• _WRITTEN TASK_: Find the word "Search" in the listing; pull out each line holding it.

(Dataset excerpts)
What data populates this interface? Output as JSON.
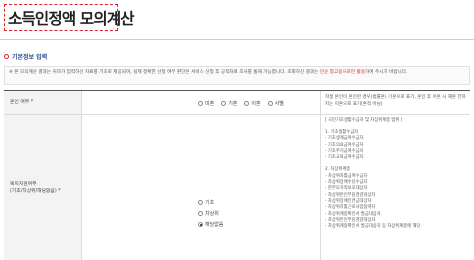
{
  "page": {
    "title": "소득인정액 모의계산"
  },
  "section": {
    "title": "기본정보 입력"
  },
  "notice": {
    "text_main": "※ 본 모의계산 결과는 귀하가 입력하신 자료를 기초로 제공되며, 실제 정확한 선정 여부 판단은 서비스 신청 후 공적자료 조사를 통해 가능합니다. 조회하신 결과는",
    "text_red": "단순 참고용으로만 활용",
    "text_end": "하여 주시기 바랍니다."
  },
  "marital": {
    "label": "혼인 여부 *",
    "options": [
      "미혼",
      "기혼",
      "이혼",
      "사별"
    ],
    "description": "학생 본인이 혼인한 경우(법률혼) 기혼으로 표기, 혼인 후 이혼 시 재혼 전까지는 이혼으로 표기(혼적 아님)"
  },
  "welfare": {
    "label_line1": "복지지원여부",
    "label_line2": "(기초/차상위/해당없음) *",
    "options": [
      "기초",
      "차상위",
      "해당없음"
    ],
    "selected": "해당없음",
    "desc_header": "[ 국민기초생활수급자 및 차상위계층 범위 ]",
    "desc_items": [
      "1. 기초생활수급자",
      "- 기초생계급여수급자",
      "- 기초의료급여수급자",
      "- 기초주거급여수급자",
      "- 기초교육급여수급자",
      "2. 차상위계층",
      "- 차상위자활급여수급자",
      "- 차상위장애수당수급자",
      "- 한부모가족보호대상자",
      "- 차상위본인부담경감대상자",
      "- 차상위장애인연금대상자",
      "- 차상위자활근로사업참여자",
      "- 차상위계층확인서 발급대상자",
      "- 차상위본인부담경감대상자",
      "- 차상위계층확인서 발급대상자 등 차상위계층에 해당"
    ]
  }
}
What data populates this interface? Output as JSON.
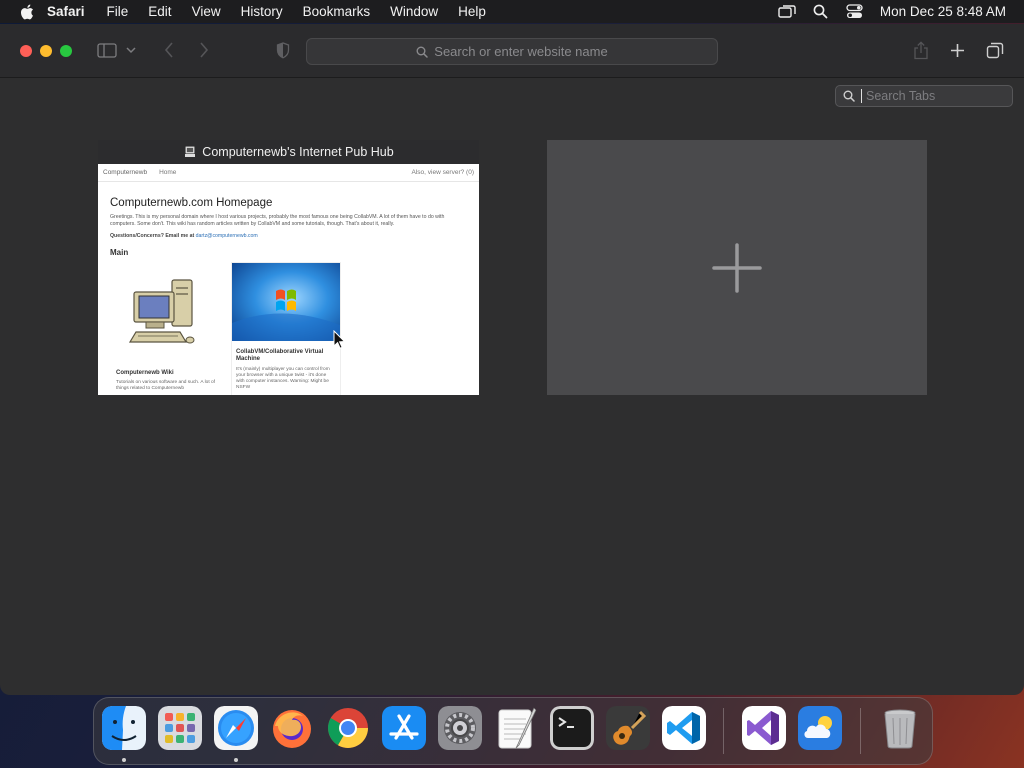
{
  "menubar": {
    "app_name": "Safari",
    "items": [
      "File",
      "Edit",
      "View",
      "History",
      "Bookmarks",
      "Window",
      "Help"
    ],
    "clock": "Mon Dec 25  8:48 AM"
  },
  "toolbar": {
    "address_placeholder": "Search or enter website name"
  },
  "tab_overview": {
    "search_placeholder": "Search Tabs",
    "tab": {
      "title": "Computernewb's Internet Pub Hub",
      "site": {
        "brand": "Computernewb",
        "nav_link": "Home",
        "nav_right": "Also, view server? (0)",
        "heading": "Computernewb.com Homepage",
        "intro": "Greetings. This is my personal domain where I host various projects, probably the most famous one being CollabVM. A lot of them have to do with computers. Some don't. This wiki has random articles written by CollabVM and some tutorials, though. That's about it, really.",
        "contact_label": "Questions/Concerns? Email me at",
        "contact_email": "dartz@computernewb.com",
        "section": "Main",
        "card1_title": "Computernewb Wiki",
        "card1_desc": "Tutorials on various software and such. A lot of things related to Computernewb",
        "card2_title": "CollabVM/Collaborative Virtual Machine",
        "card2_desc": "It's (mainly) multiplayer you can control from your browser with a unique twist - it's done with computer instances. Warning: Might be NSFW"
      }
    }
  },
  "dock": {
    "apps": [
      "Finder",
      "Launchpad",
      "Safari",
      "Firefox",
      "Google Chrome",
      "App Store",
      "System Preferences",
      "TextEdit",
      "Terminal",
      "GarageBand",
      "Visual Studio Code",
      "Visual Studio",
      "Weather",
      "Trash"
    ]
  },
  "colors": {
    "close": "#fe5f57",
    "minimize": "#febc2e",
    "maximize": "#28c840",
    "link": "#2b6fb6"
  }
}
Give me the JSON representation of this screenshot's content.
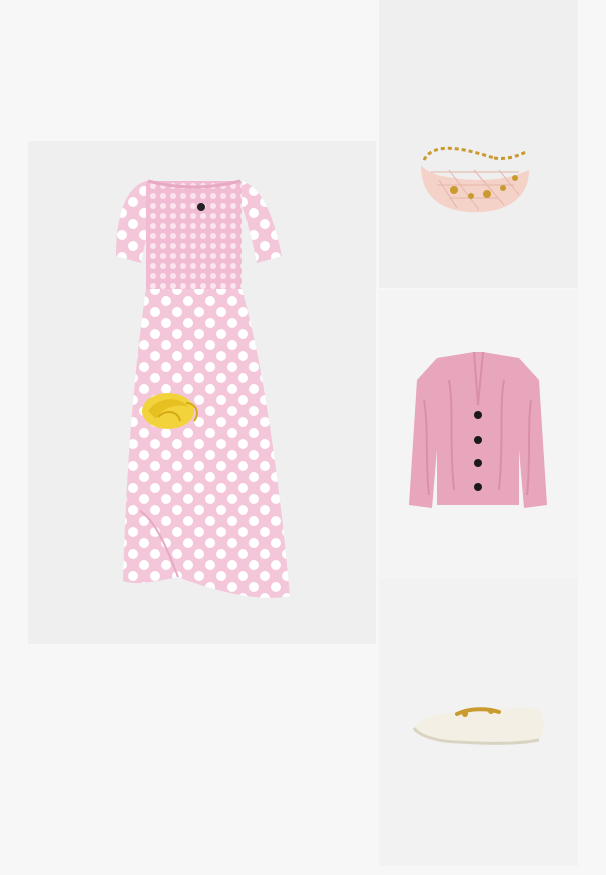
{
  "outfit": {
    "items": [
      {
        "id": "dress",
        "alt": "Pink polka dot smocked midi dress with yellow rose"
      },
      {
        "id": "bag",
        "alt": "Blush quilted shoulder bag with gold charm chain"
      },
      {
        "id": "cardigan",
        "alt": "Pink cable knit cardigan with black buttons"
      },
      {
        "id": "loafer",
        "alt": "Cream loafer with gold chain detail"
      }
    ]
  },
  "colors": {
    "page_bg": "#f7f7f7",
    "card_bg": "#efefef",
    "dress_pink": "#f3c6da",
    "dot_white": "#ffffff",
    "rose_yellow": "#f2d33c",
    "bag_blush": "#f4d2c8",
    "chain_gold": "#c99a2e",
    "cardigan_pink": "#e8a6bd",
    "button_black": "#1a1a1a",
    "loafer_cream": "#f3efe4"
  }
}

• _OUTPUT_:
    "address_placeholder": "Search or enter website name"
    "search_placeholder": "Search Tabs",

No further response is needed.